* **Data provided**
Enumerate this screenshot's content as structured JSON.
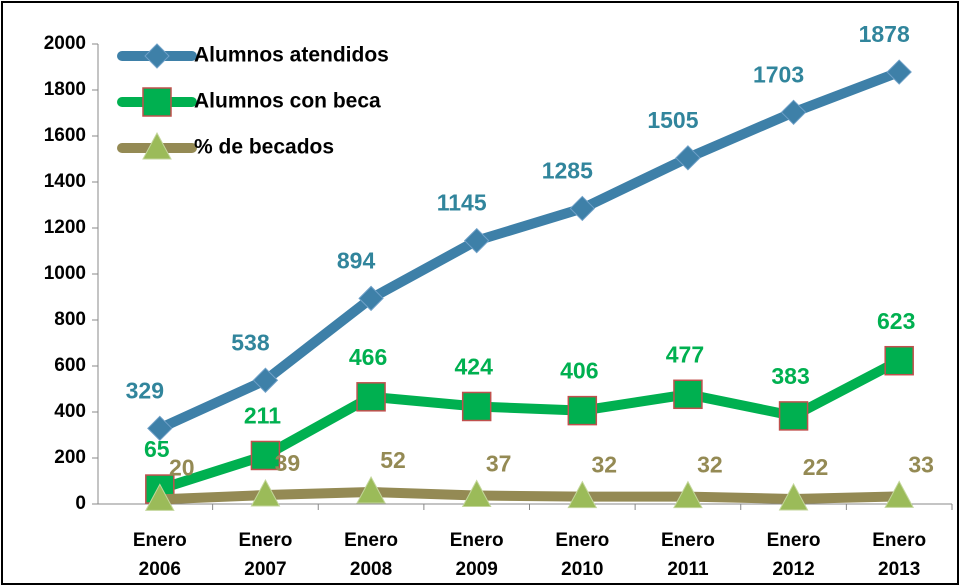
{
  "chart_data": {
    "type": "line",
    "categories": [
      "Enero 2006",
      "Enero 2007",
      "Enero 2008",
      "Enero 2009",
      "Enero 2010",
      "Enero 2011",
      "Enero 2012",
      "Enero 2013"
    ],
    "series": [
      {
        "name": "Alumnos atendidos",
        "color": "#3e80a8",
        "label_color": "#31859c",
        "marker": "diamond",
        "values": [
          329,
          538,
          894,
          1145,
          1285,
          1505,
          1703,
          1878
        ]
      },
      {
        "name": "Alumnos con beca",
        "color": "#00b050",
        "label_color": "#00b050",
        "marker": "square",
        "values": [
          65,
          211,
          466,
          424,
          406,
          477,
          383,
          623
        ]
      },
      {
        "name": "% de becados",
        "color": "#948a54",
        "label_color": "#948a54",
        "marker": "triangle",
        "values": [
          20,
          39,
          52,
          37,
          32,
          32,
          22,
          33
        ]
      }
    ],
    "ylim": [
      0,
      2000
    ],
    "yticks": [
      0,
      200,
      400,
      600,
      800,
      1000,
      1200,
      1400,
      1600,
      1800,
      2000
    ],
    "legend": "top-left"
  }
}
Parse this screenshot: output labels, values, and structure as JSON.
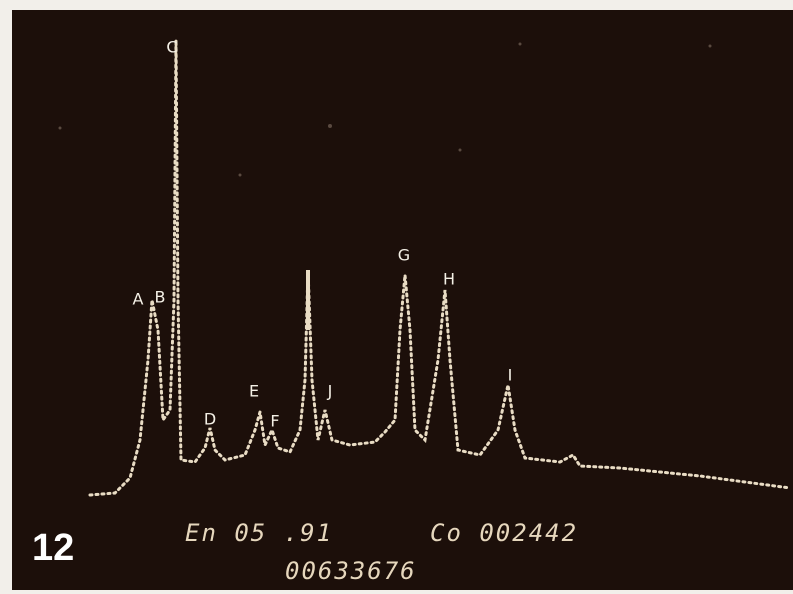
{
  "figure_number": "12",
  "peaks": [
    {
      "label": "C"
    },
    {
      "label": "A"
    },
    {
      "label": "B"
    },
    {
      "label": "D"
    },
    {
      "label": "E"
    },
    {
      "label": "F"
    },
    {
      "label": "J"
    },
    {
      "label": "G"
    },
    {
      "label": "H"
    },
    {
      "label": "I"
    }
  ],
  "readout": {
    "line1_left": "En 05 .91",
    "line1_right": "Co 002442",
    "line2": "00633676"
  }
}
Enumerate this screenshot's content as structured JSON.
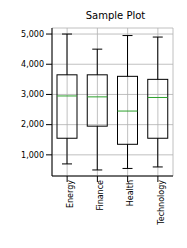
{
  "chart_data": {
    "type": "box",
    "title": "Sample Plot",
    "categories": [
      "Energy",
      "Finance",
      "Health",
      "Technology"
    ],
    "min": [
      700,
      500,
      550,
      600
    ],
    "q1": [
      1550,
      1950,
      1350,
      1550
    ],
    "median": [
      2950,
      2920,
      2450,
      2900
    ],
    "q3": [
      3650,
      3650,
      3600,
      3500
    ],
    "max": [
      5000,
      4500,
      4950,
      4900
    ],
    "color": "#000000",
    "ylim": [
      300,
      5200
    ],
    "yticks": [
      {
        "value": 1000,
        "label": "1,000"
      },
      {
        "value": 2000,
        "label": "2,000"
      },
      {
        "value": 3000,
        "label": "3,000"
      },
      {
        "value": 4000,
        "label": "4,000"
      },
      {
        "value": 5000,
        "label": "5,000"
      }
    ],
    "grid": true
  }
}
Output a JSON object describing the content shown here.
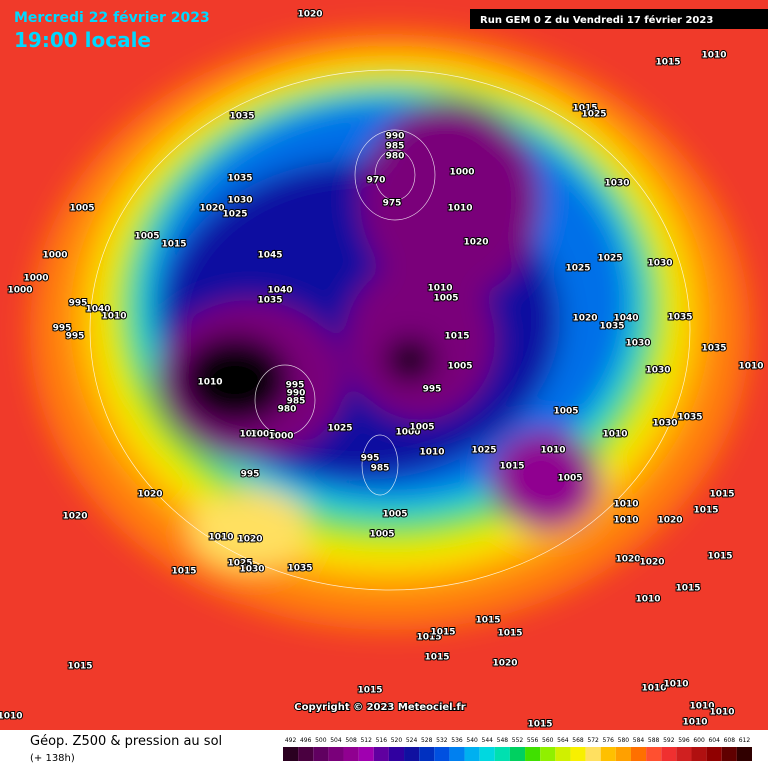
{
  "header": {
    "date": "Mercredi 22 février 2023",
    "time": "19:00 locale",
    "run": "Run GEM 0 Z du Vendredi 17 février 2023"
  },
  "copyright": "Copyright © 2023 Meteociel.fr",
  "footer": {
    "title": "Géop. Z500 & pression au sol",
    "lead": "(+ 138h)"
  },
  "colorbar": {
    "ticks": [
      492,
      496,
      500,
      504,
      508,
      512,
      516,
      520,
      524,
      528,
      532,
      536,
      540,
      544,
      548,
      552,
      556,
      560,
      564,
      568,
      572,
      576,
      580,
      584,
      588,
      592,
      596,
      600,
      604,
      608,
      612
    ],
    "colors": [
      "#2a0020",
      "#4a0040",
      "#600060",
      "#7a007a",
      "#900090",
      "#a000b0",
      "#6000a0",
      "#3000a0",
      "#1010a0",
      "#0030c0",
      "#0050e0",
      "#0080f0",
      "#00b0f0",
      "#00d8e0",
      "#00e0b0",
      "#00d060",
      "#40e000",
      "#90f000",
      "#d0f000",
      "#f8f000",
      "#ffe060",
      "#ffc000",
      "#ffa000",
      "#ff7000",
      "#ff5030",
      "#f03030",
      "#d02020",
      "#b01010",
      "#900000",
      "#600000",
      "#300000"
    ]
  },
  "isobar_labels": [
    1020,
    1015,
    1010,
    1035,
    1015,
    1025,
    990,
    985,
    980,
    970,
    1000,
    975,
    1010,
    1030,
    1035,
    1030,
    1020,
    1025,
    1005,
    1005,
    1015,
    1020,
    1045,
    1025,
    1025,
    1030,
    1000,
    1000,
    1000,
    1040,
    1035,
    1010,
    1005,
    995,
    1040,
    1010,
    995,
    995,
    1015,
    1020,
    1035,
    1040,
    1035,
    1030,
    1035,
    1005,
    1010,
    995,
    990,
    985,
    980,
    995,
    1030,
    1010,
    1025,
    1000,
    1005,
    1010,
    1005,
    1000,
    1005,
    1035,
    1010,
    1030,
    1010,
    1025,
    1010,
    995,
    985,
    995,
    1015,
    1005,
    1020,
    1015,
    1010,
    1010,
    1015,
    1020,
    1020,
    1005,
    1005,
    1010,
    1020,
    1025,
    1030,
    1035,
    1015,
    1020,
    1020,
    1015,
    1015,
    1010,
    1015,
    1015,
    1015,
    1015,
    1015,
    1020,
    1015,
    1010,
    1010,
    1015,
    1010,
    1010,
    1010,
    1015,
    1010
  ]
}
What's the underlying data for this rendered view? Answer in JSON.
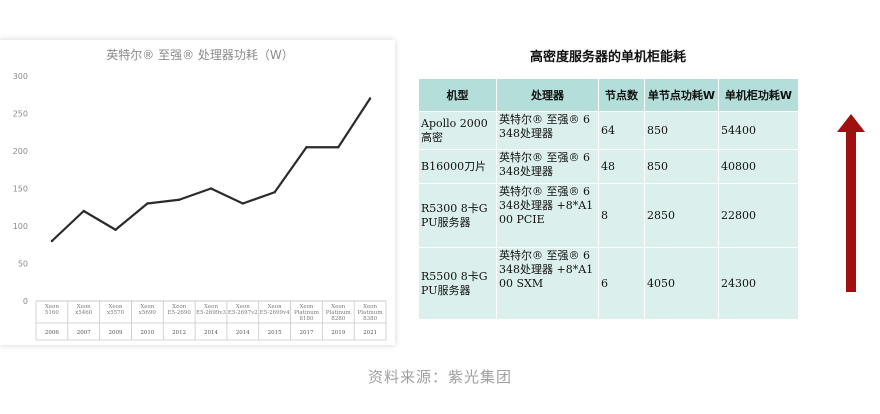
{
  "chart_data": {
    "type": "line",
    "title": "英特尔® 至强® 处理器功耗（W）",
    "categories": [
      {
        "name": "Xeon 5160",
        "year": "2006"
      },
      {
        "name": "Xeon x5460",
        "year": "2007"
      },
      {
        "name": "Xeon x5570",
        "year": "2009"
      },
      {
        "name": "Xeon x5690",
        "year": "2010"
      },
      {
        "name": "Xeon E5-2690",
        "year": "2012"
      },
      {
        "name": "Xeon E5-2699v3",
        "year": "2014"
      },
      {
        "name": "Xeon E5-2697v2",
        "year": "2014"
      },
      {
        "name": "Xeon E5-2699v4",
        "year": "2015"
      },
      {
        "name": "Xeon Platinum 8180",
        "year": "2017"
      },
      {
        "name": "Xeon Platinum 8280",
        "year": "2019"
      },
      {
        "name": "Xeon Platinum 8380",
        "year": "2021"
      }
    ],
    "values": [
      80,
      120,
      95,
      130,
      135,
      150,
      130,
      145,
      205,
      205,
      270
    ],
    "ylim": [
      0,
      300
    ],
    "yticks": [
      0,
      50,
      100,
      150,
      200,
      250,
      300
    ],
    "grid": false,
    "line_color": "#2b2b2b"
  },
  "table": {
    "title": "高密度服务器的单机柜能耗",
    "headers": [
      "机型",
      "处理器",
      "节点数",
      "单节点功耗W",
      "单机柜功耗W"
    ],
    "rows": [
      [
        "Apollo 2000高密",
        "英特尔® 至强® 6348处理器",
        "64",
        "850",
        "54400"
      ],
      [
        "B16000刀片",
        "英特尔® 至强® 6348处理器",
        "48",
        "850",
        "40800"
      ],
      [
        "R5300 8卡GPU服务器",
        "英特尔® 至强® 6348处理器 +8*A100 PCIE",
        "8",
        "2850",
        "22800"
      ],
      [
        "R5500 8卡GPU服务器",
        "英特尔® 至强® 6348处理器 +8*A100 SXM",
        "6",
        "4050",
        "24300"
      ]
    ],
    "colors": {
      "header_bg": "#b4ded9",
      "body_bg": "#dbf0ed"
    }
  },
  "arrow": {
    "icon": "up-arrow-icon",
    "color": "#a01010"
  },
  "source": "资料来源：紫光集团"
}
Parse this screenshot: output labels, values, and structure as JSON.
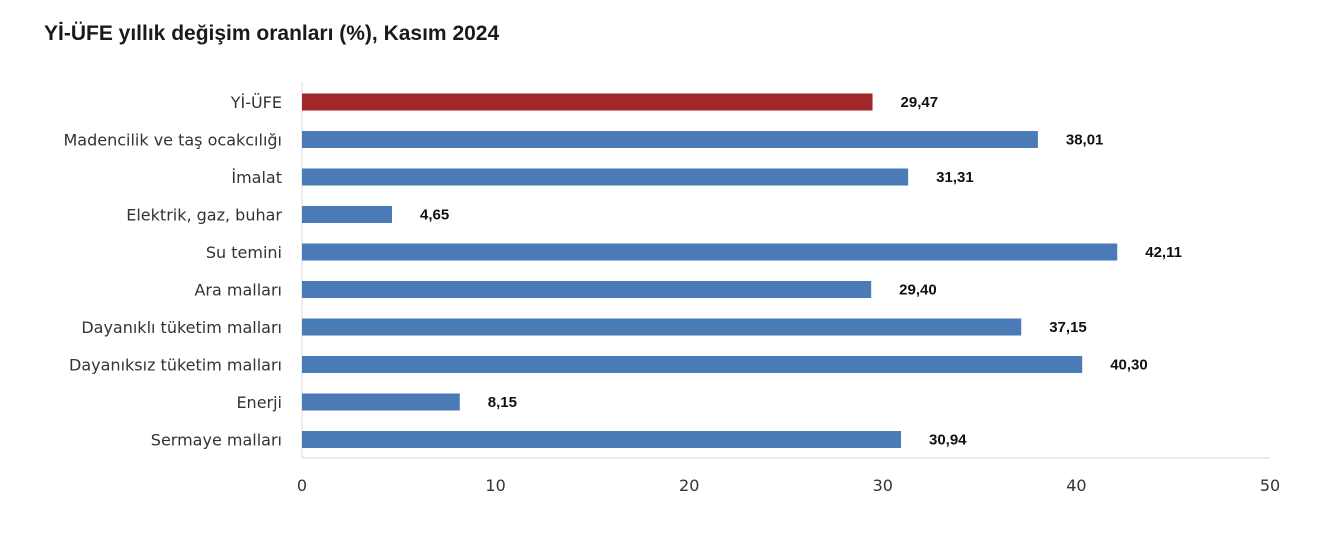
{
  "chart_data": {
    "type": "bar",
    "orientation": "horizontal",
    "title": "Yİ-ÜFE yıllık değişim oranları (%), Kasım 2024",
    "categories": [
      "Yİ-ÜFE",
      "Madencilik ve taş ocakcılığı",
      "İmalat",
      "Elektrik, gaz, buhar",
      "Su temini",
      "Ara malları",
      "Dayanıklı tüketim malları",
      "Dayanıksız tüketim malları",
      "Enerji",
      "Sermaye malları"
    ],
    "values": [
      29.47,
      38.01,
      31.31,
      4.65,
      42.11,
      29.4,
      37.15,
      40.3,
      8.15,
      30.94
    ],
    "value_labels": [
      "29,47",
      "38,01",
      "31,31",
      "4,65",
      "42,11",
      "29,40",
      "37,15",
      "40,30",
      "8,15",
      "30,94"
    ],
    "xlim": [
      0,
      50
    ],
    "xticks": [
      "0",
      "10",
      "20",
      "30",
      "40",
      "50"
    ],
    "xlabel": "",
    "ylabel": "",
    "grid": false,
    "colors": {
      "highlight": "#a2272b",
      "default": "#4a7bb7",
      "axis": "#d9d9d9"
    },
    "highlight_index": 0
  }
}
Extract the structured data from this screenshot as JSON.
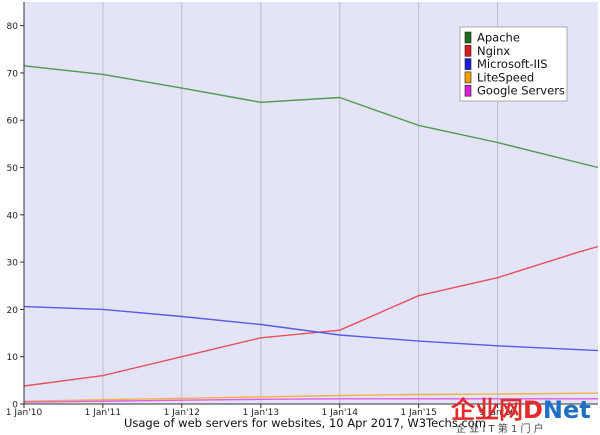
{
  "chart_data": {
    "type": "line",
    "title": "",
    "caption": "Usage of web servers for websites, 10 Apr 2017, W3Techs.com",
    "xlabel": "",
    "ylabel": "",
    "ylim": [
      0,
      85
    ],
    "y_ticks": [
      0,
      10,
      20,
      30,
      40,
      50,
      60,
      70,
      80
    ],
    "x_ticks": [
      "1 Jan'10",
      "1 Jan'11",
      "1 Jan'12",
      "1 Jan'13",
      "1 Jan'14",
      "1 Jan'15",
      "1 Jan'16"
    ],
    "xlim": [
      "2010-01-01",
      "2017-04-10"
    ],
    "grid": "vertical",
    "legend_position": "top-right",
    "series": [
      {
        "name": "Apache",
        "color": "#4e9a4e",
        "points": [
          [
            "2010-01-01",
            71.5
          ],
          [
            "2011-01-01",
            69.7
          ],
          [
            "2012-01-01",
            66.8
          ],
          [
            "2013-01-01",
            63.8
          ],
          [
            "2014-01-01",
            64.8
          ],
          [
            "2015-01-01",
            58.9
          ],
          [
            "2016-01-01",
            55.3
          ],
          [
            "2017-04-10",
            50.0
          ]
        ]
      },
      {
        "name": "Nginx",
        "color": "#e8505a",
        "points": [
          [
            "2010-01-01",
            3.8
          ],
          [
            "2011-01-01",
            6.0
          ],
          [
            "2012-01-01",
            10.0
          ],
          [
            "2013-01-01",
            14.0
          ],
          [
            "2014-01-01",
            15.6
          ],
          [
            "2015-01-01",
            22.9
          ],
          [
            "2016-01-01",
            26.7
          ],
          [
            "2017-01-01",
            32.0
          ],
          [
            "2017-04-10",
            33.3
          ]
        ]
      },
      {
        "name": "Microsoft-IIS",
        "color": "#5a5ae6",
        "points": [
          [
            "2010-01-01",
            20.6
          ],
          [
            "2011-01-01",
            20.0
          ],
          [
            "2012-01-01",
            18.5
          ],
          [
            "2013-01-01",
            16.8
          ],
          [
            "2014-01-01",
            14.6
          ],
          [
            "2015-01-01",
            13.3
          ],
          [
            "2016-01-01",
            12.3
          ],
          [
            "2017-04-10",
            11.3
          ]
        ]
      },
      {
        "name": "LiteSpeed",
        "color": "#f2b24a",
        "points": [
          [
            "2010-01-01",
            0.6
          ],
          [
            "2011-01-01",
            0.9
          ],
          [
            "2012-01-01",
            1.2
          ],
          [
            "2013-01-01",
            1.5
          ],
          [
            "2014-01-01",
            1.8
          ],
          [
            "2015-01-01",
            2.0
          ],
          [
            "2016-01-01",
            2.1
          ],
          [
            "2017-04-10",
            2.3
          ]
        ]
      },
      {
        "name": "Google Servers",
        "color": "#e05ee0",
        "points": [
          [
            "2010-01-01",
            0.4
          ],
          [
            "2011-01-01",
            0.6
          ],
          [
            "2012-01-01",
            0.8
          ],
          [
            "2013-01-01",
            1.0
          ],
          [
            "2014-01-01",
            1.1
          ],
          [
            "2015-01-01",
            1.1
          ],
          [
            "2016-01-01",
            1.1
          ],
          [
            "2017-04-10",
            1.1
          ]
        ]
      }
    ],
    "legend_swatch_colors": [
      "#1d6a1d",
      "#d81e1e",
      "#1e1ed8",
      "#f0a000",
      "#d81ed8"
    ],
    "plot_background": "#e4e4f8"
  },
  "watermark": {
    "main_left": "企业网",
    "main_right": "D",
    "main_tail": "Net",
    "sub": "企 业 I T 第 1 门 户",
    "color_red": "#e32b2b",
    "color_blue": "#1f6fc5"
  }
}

* **Written instruction**
Out of the material above, gather each line where "year" appears.

* **Exercise answer**
        "year": "2006"
        "year": "2007"
        "year": "2009"
        "year": "2010"
        "year": "2012"
        "year": "2014"
        "year": "2014"
        "year": "2015"
        "year": "2017"
        "year": "2019"
        "year": "2021"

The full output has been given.